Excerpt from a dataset

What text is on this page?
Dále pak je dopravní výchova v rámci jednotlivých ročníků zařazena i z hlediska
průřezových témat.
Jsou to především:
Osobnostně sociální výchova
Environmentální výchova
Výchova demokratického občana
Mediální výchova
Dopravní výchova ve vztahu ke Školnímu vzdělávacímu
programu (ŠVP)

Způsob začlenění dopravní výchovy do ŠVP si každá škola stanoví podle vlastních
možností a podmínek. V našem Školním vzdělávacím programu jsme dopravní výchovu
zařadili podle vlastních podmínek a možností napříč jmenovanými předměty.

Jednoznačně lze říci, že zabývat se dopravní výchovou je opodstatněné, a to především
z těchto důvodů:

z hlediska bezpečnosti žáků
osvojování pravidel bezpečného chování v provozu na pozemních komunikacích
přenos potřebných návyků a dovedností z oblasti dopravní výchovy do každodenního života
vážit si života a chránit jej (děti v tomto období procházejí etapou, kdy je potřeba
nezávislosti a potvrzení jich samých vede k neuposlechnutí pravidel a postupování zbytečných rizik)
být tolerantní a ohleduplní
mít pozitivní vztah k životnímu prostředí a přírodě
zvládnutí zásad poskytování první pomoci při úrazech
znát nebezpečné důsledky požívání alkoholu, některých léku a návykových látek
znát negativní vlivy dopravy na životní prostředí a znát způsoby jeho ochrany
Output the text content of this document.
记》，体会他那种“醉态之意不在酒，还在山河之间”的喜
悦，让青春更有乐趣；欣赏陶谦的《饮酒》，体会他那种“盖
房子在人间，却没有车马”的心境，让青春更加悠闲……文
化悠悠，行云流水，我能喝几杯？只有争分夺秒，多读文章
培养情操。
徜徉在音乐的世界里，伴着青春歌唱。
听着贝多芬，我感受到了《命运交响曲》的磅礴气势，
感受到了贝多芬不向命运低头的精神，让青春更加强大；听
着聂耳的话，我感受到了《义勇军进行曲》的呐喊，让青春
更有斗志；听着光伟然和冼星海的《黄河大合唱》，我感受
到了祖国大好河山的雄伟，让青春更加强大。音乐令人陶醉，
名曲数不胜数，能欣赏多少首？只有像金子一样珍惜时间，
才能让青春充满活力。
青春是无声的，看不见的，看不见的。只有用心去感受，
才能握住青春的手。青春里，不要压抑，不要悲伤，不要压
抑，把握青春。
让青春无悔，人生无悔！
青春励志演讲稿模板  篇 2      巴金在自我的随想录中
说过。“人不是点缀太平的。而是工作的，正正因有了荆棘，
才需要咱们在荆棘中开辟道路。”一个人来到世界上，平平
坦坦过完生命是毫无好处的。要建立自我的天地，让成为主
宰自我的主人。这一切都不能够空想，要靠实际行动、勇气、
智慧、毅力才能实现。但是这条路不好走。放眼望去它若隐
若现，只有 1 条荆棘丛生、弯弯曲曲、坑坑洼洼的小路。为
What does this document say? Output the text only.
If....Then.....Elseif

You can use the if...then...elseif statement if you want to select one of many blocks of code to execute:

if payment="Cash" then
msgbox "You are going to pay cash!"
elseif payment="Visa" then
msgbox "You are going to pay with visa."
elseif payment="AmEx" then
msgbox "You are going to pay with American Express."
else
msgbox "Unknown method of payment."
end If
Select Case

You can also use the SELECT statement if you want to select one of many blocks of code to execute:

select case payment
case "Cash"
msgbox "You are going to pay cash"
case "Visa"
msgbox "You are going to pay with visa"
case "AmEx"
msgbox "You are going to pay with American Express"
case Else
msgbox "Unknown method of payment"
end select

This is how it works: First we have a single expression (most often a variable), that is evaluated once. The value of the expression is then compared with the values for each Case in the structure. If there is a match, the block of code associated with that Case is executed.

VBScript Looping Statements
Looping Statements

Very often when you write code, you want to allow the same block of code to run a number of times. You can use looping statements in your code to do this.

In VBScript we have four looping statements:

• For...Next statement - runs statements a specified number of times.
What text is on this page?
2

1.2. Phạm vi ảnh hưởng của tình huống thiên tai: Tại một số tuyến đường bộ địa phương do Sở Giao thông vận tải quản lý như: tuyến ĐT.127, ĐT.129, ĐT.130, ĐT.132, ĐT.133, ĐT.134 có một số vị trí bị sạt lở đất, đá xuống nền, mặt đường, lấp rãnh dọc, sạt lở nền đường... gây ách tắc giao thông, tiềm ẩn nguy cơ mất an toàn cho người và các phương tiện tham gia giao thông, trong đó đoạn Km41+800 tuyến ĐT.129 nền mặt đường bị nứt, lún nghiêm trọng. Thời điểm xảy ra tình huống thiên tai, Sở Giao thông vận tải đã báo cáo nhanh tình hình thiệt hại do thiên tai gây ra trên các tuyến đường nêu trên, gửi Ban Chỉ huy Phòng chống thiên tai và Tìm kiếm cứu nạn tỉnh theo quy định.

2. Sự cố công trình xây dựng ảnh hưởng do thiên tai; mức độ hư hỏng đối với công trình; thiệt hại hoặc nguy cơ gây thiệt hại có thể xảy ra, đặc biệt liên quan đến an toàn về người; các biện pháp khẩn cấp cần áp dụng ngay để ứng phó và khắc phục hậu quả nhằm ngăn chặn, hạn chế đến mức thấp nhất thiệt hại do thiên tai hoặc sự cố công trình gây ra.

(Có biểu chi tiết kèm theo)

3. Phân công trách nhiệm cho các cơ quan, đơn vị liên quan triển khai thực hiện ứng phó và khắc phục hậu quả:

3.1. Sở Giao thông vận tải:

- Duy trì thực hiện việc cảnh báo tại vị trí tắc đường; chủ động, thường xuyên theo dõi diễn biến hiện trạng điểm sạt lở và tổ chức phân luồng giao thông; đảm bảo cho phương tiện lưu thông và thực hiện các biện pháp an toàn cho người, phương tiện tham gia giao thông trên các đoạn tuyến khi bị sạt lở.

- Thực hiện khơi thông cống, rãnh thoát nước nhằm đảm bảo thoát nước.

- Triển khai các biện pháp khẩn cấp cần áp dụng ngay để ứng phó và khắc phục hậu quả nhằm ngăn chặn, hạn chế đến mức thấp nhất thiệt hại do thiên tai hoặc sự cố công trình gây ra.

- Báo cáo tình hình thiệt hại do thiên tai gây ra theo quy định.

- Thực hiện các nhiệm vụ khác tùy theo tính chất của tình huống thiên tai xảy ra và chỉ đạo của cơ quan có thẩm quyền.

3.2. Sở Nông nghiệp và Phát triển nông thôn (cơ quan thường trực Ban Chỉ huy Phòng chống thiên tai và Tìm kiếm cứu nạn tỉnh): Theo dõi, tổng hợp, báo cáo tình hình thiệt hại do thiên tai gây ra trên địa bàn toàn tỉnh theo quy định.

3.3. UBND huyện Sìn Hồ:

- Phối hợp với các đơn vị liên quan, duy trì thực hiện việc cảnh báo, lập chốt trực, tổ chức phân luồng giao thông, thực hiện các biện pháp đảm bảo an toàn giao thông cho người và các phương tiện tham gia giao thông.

Problem requirements: Set all of the records down again, exactly as they stand.

Final answer:
What text is on this page?
Dále pak je dopravní výchova v rámci jednotlivých ročníků zařazena i z hlediska
průřezových témat.
Jsou to především:
Osobnostně sociální výchova
Environmentální výchova
Výchova demokratického občana
Mediální výchova
Dopravní výchova ve vztahu ke Školnímu vzdělávacímu
programu (ŠVP)

Způsob začlenění dopravní výchovy do ŠVP si každá škola stanoví podle vlastních
možností a podmínek. V našem Školním vzdělávacím programu jsme dopravní výchovu
zařadili podle vlastních podmínek a možností napříč jmenovanými předměty.

Jednoznačně lze říci, že zabývat se dopravní výchovou je opodstatněné, a to především
z těchto důvodů:

z hlediska bezpečnosti žáků
osvojování pravidel bezpečného chování v provozu na pozemních komunikacích
přenos potřebných návyků a dovedností z oblasti dopravní výchovy do každodenního života
vážit si života a chránit jej (děti v tomto období procházejí etapou, kdy je potřeba
nezávislosti a potvrzení jich samých vede k neuposlechnutí pravidel a postupování zbytečných rizik)
být tolerantní a ohleduplní
mít pozitivní vztah k životnímu prostředí a přírodě
zvládnutí zásad poskytování první pomoci při úrazech
znát nebezpečné důsledky požívání alkoholu, některých léku a návykových látek
znát negativní vlivy dopravy na životní prostředí a znát způsoby jeho ochrany
Output the text content of this document.
记》，体会他那种“醉态之意不在酒，还在山河之间”的喜
悦，让青春更有乐趣；欣赏陶谦的《饮酒》，体会他那种“盖
房子在人间，却没有车马”的心境，让青春更加悠闲……文
化悠悠，行云流水，我能喝几杯？只有争分夺秒，多读文章
培养情操。
徜徉在音乐的世界里，伴着青春歌唱。
听着贝多芬，我感受到了《命运交响曲》的磅礴气势，
感受到了贝多芬不向命运低头的精神，让青春更加强大；听
着聂耳的话，我感受到了《义勇军进行曲》的呐喊，让青春
更有斗志；听着光伟然和冼星海的《黄河大合唱》，我感受
到了祖国大好河山的雄伟，让青春更加强大。音乐令人陶醉，
名曲数不胜数，能欣赏多少首？只有像金子一样珍惜时间，
才能让青春充满活力。
青春是无声的，看不见的，看不见的。只有用心去感受，
才能握住青春的手。青春里，不要压抑，不要悲伤，不要压
抑，把握青春。
让青春无悔，人生无悔！
青春励志演讲稿模板  篇 2      巴金在自我的随想录中
说过。“人不是点缀太平的。而是工作的，正正因有了荆棘，
才需要咱们在荆棘中开辟道路。”一个人来到世界上，平平
坦坦过完生命是毫无好处的。要建立自我的天地，让成为主
宰自我的主人。这一切都不能够空想，要靠实际行动、勇气、
智慧、毅力才能实现。但是这条路不好走。放眼望去它若隐
若现，只有 1 条荆棘丛生、弯弯曲曲、坑坑洼洼的小路。为
What does this document say? Output the text only.
If....Then.....Elseif

You can use the if...then...elseif statement if you want to select one of many blocks of code to execute:

if payment="Cash" then
msgbox "You are going to pay cash!"
elseif payment="Visa" then
msgbox "You are going to pay with visa."
elseif payment="AmEx" then
msgbox "You are going to pay with American Express."
else
msgbox "Unknown method of payment."
end If
Select Case

You can also use the SELECT statement if you want to select one of many blocks of code to execute:

select case payment
case "Cash"
msgbox "You are going to pay cash"
case "Visa"
msgbox "You are going to pay with visa"
case "AmEx"
msgbox "You are going to pay with American Express"
case Else
msgbox "Unknown method of payment"
end select

This is how it works: First we have a single expression (most often a variable), that is evaluated once. The value of the expression is then compared with the values for each Case in the structure. If there is a match, the block of code associated with that Case is executed.

VBScript Looping Statements
Looping Statements

Very often when you write code, you want to allow the same block of code to run a number of times. You can use looping statements in your code to do this.

In VBScript we have four looping statements:

• For...Next statement - runs statements a specified number of times.
What text is on this page?
2

1.2. Phạm vi ảnh hưởng của tình huống thiên tai: Tại một số tuyến đường bộ địa phương do Sở Giao thông vận tải quản lý như: tuyến ĐT.127, ĐT.129, ĐT.130, ĐT.132, ĐT.133, ĐT.134 có một số vị trí bị sạt lở đất, đá xuống nền, mặt đường, lấp rãnh dọc, sạt lở nền đường... gây ách tắc giao thông, tiềm ẩn nguy cơ mất an toàn cho người và các phương tiện tham gia giao thông, trong đó đoạn Km41+800 tuyến ĐT.129 nền mặt đường bị nứt, lún nghiêm trọng. Thời điểm xảy ra tình huống thiên tai, Sở Giao thông vận tải đã báo cáo nhanh tình hình thiệt hại do thiên tai gây ra trên các tuyến đường nêu trên, gửi Ban Chỉ huy Phòng chống thiên tai và Tìm kiếm cứu nạn tỉnh theo quy định.

2. Sự cố công trình xây dựng ảnh hưởng do thiên tai; mức độ hư hỏng đối với công trình; thiệt hại hoặc nguy cơ gây thiệt hại có thể xảy ra, đặc biệt liên quan đến an toàn về người; các biện pháp khẩn cấp cần áp dụng ngay để ứng phó và khắc phục hậu quả nhằm ngăn chặn, hạn chế đến mức thấp nhất thiệt hại do thiên tai hoặc sự cố công trình gây ra.

(Có biểu chi tiết kèm theo)

3. Phân công trách nhiệm cho các cơ quan, đơn vị liên quan triển khai thực hiện ứng phó và khắc phục hậu quả:

3.1. Sở Giao thông vận tải:

- Duy trì thực hiện việc cảnh báo tại vị trí tắc đường; chủ động, thường xuyên theo dõi diễn biến hiện trạng điểm sạt lở và tổ chức phân luồng giao thông; đảm bảo cho phương tiện lưu thông và thực hiện các biện pháp an toàn cho người, phương tiện tham gia giao thông trên các đoạn tuyến khi bị sạt lở.

- Thực hiện khơi thông cống, rãnh thoát nước nhằm đảm bảo thoát nước.

- Triển khai các biện pháp khẩn cấp cần áp dụng ngay để ứng phó và khắc phục hậu quả nhằm ngăn chặn, hạn chế đến mức thấp nhất thiệt hại do thiên tai hoặc sự cố công trình gây ra.

- Báo cáo tình hình thiệt hại do thiên tai gây ra theo quy định.

- Thực hiện các nhiệm vụ khác tùy theo tính chất của tình huống thiên tai xảy ra và chỉ đạo của cơ quan có thẩm quyền.

3.2. Sở Nông nghiệp và Phát triển nông thôn (cơ quan thường trực Ban Chỉ huy Phòng chống thiên tai và Tìm kiếm cứu nạn tỉnh): Theo dõi, tổng hợp, báo cáo tình hình thiệt hại do thiên tai gây ra trên địa bàn toàn tỉnh theo quy định.

3.3. UBND huyện Sìn Hồ:

- Phối hợp với các đơn vị liên quan, duy trì thực hiện việc cảnh báo, lập chốt trực, tổ chức phân luồng giao thông, thực hiện các biện pháp đảm bảo an toàn giao thông cho người và các phương tiện tham gia giao thông.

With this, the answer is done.